** Start of DATA TO PROCESS **

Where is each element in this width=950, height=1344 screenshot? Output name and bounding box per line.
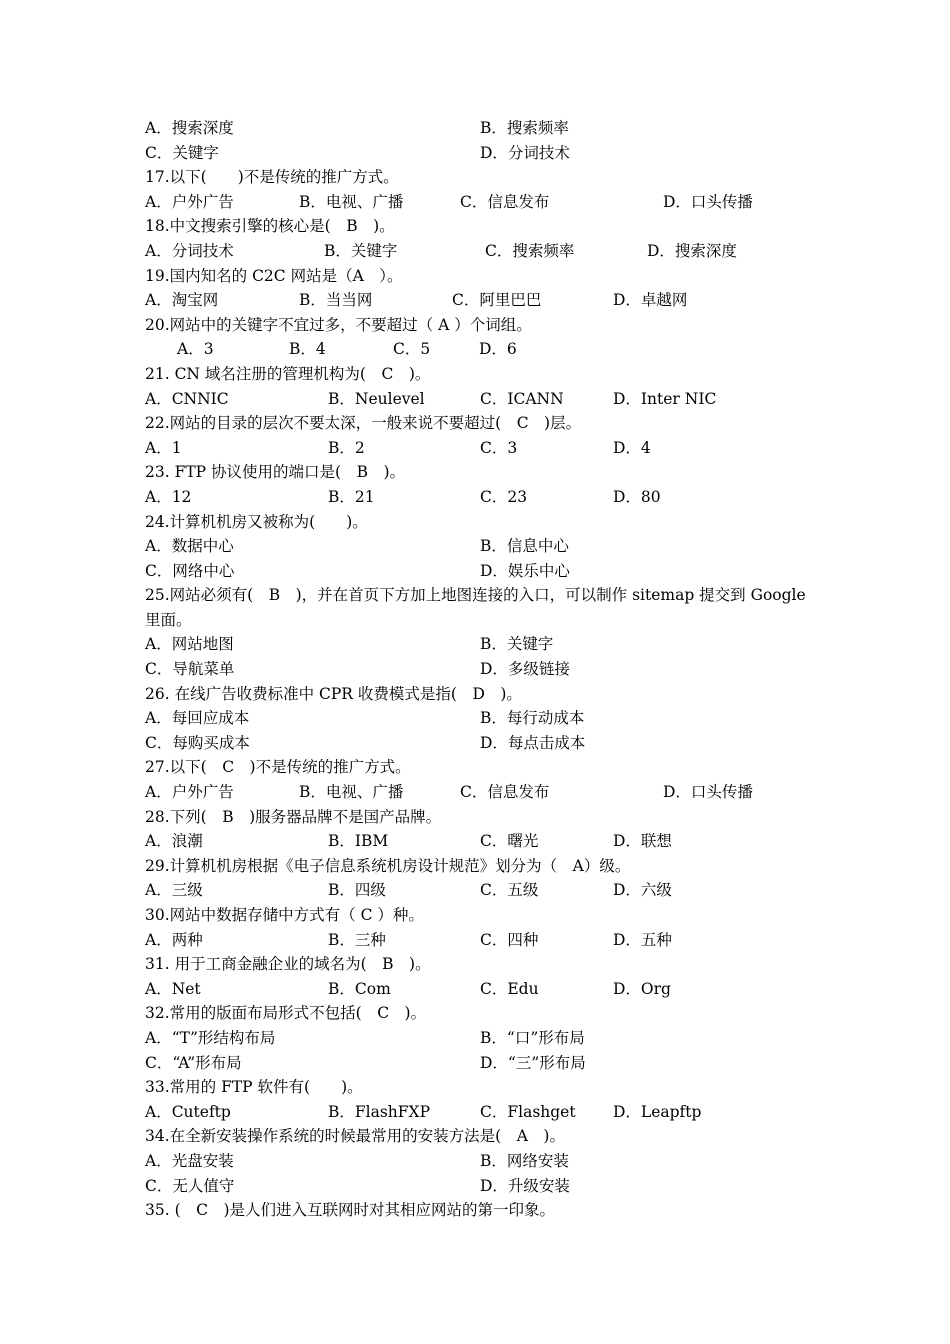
option-item: D．口头传播 bbox=[663, 783, 753, 802]
question-text: 32.常用的版面布局形式不包括( C )。 bbox=[145, 1004, 427, 1023]
options-row bbox=[145, 288, 815, 313]
options-row bbox=[145, 977, 815, 1002]
option-item: B．Neulevel bbox=[328, 389, 425, 408]
option-item: C．导航菜单 bbox=[145, 660, 235, 679]
option-item: C．Flashget bbox=[480, 1102, 576, 1121]
options-row bbox=[145, 559, 815, 584]
question-text: 25.网站必须有( B )，并在首页下方加上地图连接的入口，可以制作 sitemap 提交到 Google 里面。 bbox=[145, 586, 806, 629]
option-item: B．网络安装 bbox=[480, 1151, 569, 1170]
option-item: A．12 bbox=[145, 487, 192, 506]
options-row bbox=[145, 731, 815, 756]
question-text: 20.网站中的关键字不宜过多，不要超过（ A ）个词组。 bbox=[145, 315, 532, 334]
option-item: B．搜索频率 bbox=[480, 119, 569, 137]
question-text: 22.网站的目录的层次不要太深，一般来说不要超过( C )层。 bbox=[145, 414, 582, 433]
options-row bbox=[145, 928, 815, 953]
option-item: C．阿里巴巴 bbox=[452, 291, 542, 310]
option-item: A．1 bbox=[145, 438, 182, 457]
option-item: C．ICANN bbox=[480, 389, 564, 408]
option-item: D．五种 bbox=[613, 930, 672, 949]
option-item: A．户外广告 bbox=[145, 783, 234, 802]
question-text: 33.常用的 FTP 软件有( )。 bbox=[145, 1078, 363, 1097]
option-item: B．关键字 bbox=[480, 635, 554, 654]
options-row bbox=[145, 239, 815, 264]
option-item: B．“口”形布局 bbox=[480, 1028, 585, 1047]
option-item: B．三种 bbox=[328, 930, 386, 949]
option-item: B．电视、广播 bbox=[299, 783, 404, 802]
options-row bbox=[145, 337, 815, 362]
options-row bbox=[145, 1174, 815, 1199]
option-item: A．两种 bbox=[145, 930, 203, 949]
question-text: 27.以下( C )不是传统的推广方式。 bbox=[145, 758, 411, 777]
option-item: B．信息中心 bbox=[480, 537, 569, 556]
options-row bbox=[145, 1149, 815, 1174]
option-item: A．分词技术 bbox=[145, 241, 234, 260]
question-text: 17.以下( )不是传统的推广方式。 bbox=[145, 168, 399, 187]
option-item: C．5 bbox=[393, 340, 431, 359]
option-item: D．6 bbox=[479, 340, 517, 359]
option-item: A．数据中心 bbox=[145, 537, 234, 556]
option-item: A．每回应成本 bbox=[145, 709, 250, 728]
option-item: C．Edu bbox=[480, 979, 539, 998]
option-item: C．五级 bbox=[480, 881, 539, 900]
option-item: C．信息发布 bbox=[460, 192, 550, 211]
option-item: D．80 bbox=[613, 487, 661, 506]
question-text: 24.计算机机房又被称为( )。 bbox=[145, 512, 368, 531]
option-item: C．曙光 bbox=[480, 832, 539, 851]
options-row bbox=[145, 141, 815, 166]
option-item: C．信息发布 bbox=[460, 783, 550, 802]
question-text: 23. FTP 协议使用的端口是( B )。 bbox=[145, 463, 406, 482]
option-item: D．分词技术 bbox=[480, 143, 570, 162]
option-item: D．每点击成本 bbox=[480, 733, 586, 752]
option-item: B．电视、广播 bbox=[299, 192, 404, 211]
option-item: D．4 bbox=[613, 438, 651, 457]
option-item: A．“T”形结构布局 bbox=[145, 1028, 276, 1047]
option-item: D．娱乐中心 bbox=[480, 561, 570, 580]
question-text: 28.下列( B )服务器品牌不是国产品牌。 bbox=[145, 807, 442, 826]
option-item: B．21 bbox=[328, 487, 375, 506]
option-item: B．当当网 bbox=[299, 291, 373, 310]
question-text: 35. ( C )是人们进入互联网时对其相应网站的第一印象。 bbox=[145, 1201, 556, 1220]
options-row bbox=[145, 829, 815, 854]
option-item: A．Cuteftp bbox=[145, 1102, 231, 1121]
options-row bbox=[145, 534, 815, 559]
question-text: 26. 在线广告收费标准中 CPR 收费模式是指( D )。 bbox=[145, 684, 522, 703]
option-item: B．Com bbox=[328, 979, 391, 998]
option-item: B．4 bbox=[289, 340, 326, 359]
options-row bbox=[145, 1051, 815, 1076]
question-text: 29.计算机机房根据《电子信息系统机房设计规范》划分为（ A）级。 bbox=[145, 856, 631, 875]
option-item: B．2 bbox=[328, 438, 365, 457]
option-item: D．联想 bbox=[613, 832, 672, 851]
options-row bbox=[145, 387, 815, 412]
option-item: A．3 bbox=[177, 340, 214, 359]
question-text: 18.中文搜索引擎的核心是( B )。 bbox=[145, 217, 395, 236]
options-row bbox=[145, 1026, 815, 1051]
options-row bbox=[145, 116, 815, 141]
options-row bbox=[145, 780, 815, 805]
option-item: C．“A”形布局 bbox=[145, 1053, 242, 1072]
option-item: C．关键字 bbox=[145, 143, 219, 162]
option-item: D．口头传播 bbox=[663, 192, 753, 211]
option-item: A．光盘安装 bbox=[145, 1151, 234, 1170]
option-item: B．IBM bbox=[328, 832, 389, 851]
option-item: D．Leapftp bbox=[613, 1102, 702, 1121]
question-text: 31. 用于工商金融企业的域名为( B )。 bbox=[145, 955, 431, 974]
question-text: 30.网站中数据存储中方式有（ C ）种。 bbox=[145, 906, 424, 924]
option-item: A．Net bbox=[145, 979, 201, 998]
option-item: D．六级 bbox=[613, 881, 672, 900]
question-text: 34.在全新安装操作系统的时候最常用的安装方法是( A )。 bbox=[145, 1127, 565, 1146]
option-item: C．搜索频率 bbox=[485, 241, 575, 260]
option-item: A．搜索深度 bbox=[145, 119, 234, 137]
options-row bbox=[145, 657, 815, 682]
option-item: C．网络中心 bbox=[145, 561, 235, 580]
option-item: D．Org bbox=[613, 979, 671, 998]
options-row bbox=[145, 1100, 815, 1125]
option-item: C．四种 bbox=[480, 930, 539, 949]
option-item: A．浪潮 bbox=[145, 832, 203, 851]
option-item: A．CNNIC bbox=[145, 389, 229, 408]
option-item: D．升级安装 bbox=[480, 1176, 570, 1195]
option-item: B．FlashFXP bbox=[328, 1102, 430, 1121]
option-item: C．每购买成本 bbox=[145, 733, 250, 752]
options-row bbox=[145, 878, 815, 903]
options-row bbox=[145, 485, 815, 510]
options-row bbox=[145, 632, 815, 657]
option-item: D．卓越网 bbox=[613, 291, 688, 310]
option-item: C．23 bbox=[480, 487, 528, 506]
option-item: A．户外广告 bbox=[145, 192, 234, 211]
document-body bbox=[145, 116, 815, 1223]
options-row bbox=[145, 706, 815, 731]
option-item: C．无人值守 bbox=[145, 1176, 235, 1195]
option-item: A．淘宝网 bbox=[145, 291, 219, 310]
option-item: B．每行动成本 bbox=[480, 709, 585, 728]
question-text: 21. CN 域名注册的管理机构为( C )。 bbox=[145, 364, 431, 383]
option-item: B．四级 bbox=[328, 881, 386, 900]
option-item: C．3 bbox=[480, 438, 518, 457]
option-item: D．多级链接 bbox=[480, 660, 570, 679]
options-row bbox=[145, 190, 815, 215]
option-item: D．“三”形布局 bbox=[480, 1053, 586, 1072]
option-item: A．网站地图 bbox=[145, 635, 234, 654]
option-item: B．关键字 bbox=[324, 241, 398, 260]
option-item: D．Inter NIC bbox=[613, 389, 717, 408]
options-row bbox=[145, 436, 815, 461]
option-item: D．搜索深度 bbox=[647, 241, 737, 260]
option-item: A．三级 bbox=[145, 881, 203, 900]
question-text: 19.国内知名的 C2C 网站是（A ）。 bbox=[145, 266, 403, 285]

** End of DATA TO PROCESS **

## [DIRECTIONS]
Please copy out every line, unchanged, from the one containing "option-item: D．口头传播 bbox=[663, 783, 753, 802]" down through the one containing "options-row bbox=[145, 239, 815, 264]".

## [ANSWER BELOW]
option-item: D．口头传播 bbox=[663, 783, 753, 802]
question-text: 32.常用的版面布局形式不包括( C )。 bbox=[145, 1004, 427, 1023]
options-row bbox=[145, 288, 815, 313]
options-row bbox=[145, 977, 815, 1002]
option-item: B．Neulevel bbox=[328, 389, 425, 408]
option-item: C．导航菜单 bbox=[145, 660, 235, 679]
option-item: C．Flashget bbox=[480, 1102, 576, 1121]
options-row bbox=[145, 559, 815, 584]
question-text: 25.网站必须有( B )，并在首页下方加上地图连接的入口，可以制作 sitemap 提交到 Google 里面。 bbox=[145, 586, 806, 629]
option-item: B．网络安装 bbox=[480, 1151, 569, 1170]
option-item: A．12 bbox=[145, 487, 192, 506]
options-row bbox=[145, 731, 815, 756]
question-text: 20.网站中的关键字不宜过多，不要超过（ A ）个词组。 bbox=[145, 315, 532, 334]
option-item: B．搜索频率 bbox=[480, 119, 569, 137]
question-text: 22.网站的目录的层次不要太深，一般来说不要超过( C )层。 bbox=[145, 414, 582, 433]
options-row bbox=[145, 928, 815, 953]
option-item: C．阿里巴巴 bbox=[452, 291, 542, 310]
option-item: A．1 bbox=[145, 438, 182, 457]
option-item: C．ICANN bbox=[480, 389, 564, 408]
option-item: D．五种 bbox=[613, 930, 672, 949]
option-item: A．户外广告 bbox=[145, 783, 234, 802]
question-text: 33.常用的 FTP 软件有( )。 bbox=[145, 1078, 363, 1097]
option-item: B．关键字 bbox=[480, 635, 554, 654]
options-row bbox=[145, 239, 815, 264]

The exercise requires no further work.